▶ TO DO
Copy the line with "Give me the" and all lines following it through the last line of the entries, exactly as written.

▶ SUPPLIED RECORDS

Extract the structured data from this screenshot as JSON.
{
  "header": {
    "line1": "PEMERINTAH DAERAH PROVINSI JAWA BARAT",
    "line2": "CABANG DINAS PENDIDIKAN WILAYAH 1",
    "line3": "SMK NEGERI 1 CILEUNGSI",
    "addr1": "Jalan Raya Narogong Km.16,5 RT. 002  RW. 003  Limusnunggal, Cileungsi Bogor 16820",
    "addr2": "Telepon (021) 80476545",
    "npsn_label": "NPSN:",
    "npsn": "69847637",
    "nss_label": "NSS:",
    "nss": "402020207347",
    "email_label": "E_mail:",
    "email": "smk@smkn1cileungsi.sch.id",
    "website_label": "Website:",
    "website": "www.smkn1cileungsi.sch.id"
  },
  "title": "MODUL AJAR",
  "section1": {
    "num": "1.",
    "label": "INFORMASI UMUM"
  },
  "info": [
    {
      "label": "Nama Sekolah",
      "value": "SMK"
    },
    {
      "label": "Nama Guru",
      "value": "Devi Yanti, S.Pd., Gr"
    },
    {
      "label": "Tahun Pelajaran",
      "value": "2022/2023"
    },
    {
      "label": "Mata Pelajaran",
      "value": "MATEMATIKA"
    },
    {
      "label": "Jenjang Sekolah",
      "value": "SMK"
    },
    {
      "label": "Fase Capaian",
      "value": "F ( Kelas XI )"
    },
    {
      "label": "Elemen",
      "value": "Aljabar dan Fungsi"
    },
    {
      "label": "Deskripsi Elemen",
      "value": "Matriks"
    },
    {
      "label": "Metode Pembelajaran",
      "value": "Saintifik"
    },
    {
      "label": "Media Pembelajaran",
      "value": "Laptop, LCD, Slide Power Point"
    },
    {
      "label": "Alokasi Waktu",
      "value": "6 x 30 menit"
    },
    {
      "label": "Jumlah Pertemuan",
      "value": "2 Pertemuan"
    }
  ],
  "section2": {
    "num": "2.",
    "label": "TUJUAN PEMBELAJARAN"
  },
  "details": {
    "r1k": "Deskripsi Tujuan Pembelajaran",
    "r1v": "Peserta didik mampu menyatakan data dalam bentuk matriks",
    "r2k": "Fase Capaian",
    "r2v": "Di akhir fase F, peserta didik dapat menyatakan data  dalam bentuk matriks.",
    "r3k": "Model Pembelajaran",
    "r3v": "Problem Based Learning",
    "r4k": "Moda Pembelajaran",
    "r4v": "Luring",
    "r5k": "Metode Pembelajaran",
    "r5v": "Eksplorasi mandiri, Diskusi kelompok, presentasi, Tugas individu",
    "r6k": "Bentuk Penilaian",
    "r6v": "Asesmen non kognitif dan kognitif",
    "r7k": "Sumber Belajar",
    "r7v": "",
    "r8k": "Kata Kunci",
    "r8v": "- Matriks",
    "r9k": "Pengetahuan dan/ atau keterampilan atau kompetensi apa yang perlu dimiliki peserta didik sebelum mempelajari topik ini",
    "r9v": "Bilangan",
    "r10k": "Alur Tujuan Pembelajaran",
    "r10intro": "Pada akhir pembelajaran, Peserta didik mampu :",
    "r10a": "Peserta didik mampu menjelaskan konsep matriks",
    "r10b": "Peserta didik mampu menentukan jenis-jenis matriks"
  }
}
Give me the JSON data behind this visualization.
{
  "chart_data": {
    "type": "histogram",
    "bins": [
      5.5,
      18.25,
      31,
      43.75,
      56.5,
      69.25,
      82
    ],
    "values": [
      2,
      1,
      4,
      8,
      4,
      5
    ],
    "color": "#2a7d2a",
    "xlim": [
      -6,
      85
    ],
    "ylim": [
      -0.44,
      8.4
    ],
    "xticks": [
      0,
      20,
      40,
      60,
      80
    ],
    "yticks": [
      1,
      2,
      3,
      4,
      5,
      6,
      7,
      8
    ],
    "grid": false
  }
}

▶ RESULT FOR THIS TASK
Give me the JSON data behind this visualization.
{
  "chart_data": {
    "type": "histogram",
    "bins": [
      5.5,
      18.25,
      31,
      43.75,
      56.5,
      69.25,
      82
    ],
    "values": [
      2,
      1,
      4,
      8,
      4,
      5
    ],
    "color": "#2a7d2a",
    "xlim": [
      -6,
      85
    ],
    "ylim": [
      -0.44,
      8.4
    ],
    "xticks": [
      0,
      20,
      40,
      60,
      80
    ],
    "yticks": [
      1,
      2,
      3,
      4,
      5,
      6,
      7,
      8
    ],
    "grid": false
  }
}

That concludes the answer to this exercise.